(Data records)

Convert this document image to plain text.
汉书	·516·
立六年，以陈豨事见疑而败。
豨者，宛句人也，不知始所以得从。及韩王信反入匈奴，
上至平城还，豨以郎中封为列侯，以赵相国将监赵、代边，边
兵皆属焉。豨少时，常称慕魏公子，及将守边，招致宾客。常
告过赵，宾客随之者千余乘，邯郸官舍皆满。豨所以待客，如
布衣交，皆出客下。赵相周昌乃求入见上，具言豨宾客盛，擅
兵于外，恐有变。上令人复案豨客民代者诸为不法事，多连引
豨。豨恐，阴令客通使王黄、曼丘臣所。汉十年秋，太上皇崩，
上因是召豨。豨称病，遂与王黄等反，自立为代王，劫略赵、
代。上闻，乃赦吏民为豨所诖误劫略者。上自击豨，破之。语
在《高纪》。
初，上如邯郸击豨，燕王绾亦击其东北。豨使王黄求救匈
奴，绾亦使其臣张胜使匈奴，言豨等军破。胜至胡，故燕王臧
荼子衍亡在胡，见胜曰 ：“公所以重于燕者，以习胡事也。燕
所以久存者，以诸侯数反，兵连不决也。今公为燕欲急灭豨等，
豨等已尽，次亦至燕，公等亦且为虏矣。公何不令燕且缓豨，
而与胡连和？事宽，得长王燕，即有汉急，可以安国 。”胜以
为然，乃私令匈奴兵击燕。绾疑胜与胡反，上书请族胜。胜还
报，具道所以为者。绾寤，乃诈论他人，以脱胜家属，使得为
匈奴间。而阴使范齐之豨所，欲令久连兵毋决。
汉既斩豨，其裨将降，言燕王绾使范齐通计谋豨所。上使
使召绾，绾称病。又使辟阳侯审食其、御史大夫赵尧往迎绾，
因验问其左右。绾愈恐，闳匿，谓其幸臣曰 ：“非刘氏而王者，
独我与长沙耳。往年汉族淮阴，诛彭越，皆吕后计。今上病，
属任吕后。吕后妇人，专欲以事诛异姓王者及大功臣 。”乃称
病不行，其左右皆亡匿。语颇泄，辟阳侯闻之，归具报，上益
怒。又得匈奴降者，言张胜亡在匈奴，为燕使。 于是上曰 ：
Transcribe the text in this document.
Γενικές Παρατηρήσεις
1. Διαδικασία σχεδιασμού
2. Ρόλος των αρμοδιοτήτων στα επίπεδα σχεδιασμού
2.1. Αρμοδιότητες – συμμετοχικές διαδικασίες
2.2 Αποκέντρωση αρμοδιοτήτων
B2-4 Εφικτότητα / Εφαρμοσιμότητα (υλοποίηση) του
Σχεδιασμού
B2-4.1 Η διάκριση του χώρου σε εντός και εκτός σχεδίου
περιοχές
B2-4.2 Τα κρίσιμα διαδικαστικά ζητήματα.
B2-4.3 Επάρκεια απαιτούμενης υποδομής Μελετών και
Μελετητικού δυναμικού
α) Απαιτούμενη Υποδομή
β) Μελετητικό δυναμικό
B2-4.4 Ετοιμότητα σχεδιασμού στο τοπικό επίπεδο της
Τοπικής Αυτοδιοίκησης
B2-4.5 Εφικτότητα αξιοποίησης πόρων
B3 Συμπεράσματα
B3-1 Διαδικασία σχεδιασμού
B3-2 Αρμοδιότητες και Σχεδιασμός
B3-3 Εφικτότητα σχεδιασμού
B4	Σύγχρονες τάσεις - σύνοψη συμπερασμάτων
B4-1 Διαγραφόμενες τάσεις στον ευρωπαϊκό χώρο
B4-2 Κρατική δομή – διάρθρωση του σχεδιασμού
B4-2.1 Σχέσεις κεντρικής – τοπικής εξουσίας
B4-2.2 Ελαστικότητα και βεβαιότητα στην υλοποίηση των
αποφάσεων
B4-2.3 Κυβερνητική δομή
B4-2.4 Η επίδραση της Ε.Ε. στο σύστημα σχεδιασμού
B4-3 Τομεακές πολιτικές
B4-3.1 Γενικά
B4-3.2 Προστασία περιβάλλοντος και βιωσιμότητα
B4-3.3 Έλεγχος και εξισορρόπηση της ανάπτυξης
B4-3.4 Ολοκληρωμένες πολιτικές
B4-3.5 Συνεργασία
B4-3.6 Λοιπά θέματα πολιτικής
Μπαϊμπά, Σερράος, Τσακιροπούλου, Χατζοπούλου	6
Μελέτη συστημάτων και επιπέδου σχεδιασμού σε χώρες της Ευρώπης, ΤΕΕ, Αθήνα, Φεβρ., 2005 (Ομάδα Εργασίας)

What you will do:
Every line above needs to be retyped exactly.

The answer:
Convert this document image to plain text.
汉书	·516·
立六年，以陈豨事见疑而败。
豨者，宛句人也，不知始所以得从。及韩王信反入匈奴，
上至平城还，豨以郎中封为列侯，以赵相国将监赵、代边，边
兵皆属焉。豨少时，常称慕魏公子，及将守边，招致宾客。常
告过赵，宾客随之者千余乘，邯郸官舍皆满。豨所以待客，如
布衣交，皆出客下。赵相周昌乃求入见上，具言豨宾客盛，擅
兵于外，恐有变。上令人复案豨客民代者诸为不法事，多连引
豨。豨恐，阴令客通使王黄、曼丘臣所。汉十年秋，太上皇崩，
上因是召豨。豨称病，遂与王黄等反，自立为代王，劫略赵、
代。上闻，乃赦吏民为豨所诖误劫略者。上自击豨，破之。语
在《高纪》。
初，上如邯郸击豨，燕王绾亦击其东北。豨使王黄求救匈
奴，绾亦使其臣张胜使匈奴，言豨等军破。胜至胡，故燕王臧
荼子衍亡在胡，见胜曰 ：“公所以重于燕者，以习胡事也。燕
所以久存者，以诸侯数反，兵连不决也。今公为燕欲急灭豨等，
豨等已尽，次亦至燕，公等亦且为虏矣。公何不令燕且缓豨，
而与胡连和？事宽，得长王燕，即有汉急，可以安国 。”胜以
为然，乃私令匈奴兵击燕。绾疑胜与胡反，上书请族胜。胜还
报，具道所以为者。绾寤，乃诈论他人，以脱胜家属，使得为
匈奴间。而阴使范齐之豨所，欲令久连兵毋决。
汉既斩豨，其裨将降，言燕王绾使范齐通计谋豨所。上使
使召绾，绾称病。又使辟阳侯审食其、御史大夫赵尧往迎绾，
因验问其左右。绾愈恐，闳匿，谓其幸臣曰 ：“非刘氏而王者，
独我与长沙耳。往年汉族淮阴，诛彭越，皆吕后计。今上病，
属任吕后。吕后妇人，专欲以事诛异姓王者及大功臣 。”乃称
病不行，其左右皆亡匿。语颇泄，辟阳侯闻之，归具报，上益
怒。又得匈奴降者，言张胜亡在匈奴，为燕使。 于是上曰 ：
Transcribe the text in this document.
Γενικές Παρατηρήσεις
1. Διαδικασία σχεδιασμού
2. Ρόλος των αρμοδιοτήτων στα επίπεδα σχεδιασμού
2.1. Αρμοδιότητες – συμμετοχικές διαδικασίες
2.2 Αποκέντρωση αρμοδιοτήτων
B2-4 Εφικτότητα / Εφαρμοσιμότητα (υλοποίηση) του
Σχεδιασμού
B2-4.1 Η διάκριση του χώρου σε εντός και εκτός σχεδίου
περιοχές
B2-4.2 Τα κρίσιμα διαδικαστικά ζητήματα.
B2-4.3 Επάρκεια απαιτούμενης υποδομής Μελετών και
Μελετητικού δυναμικού
α) Απαιτούμενη Υποδομή
β) Μελετητικό δυναμικό
B2-4.4 Ετοιμότητα σχεδιασμού στο τοπικό επίπεδο της
Τοπικής Αυτοδιοίκησης
B2-4.5 Εφικτότητα αξιοποίησης πόρων
B3 Συμπεράσματα
B3-1 Διαδικασία σχεδιασμού
B3-2 Αρμοδιότητες και Σχεδιασμός
B3-3 Εφικτότητα σχεδιασμού
B4	Σύγχρονες τάσεις - σύνοψη συμπερασμάτων
B4-1 Διαγραφόμενες τάσεις στον ευρωπαϊκό χώρο
B4-2 Κρατική δομή – διάρθρωση του σχεδιασμού
B4-2.1 Σχέσεις κεντρικής – τοπικής εξουσίας
B4-2.2 Ελαστικότητα και βεβαιότητα στην υλοποίηση των
αποφάσεων
B4-2.3 Κυβερνητική δομή
B4-2.4 Η επίδραση της Ε.Ε. στο σύστημα σχεδιασμού
B4-3 Τομεακές πολιτικές
B4-3.1 Γενικά
B4-3.2 Προστασία περιβάλλοντος και βιωσιμότητα
B4-3.3 Έλεγχος και εξισορρόπηση της ανάπτυξης
B4-3.4 Ολοκληρωμένες πολιτικές
B4-3.5 Συνεργασία
B4-3.6 Λοιπά θέματα πολιτικής
Μπαϊμπά, Σερράος, Τσακιροπούλου, Χατζοπούλου	6
Μελέτη συστημάτων και επιπέδου σχεδιασμού σε χώρες της Ευρώπης, ΤΕΕ, Αθήνα, Φεβρ., 2005 (Ομάδα Εργασίας)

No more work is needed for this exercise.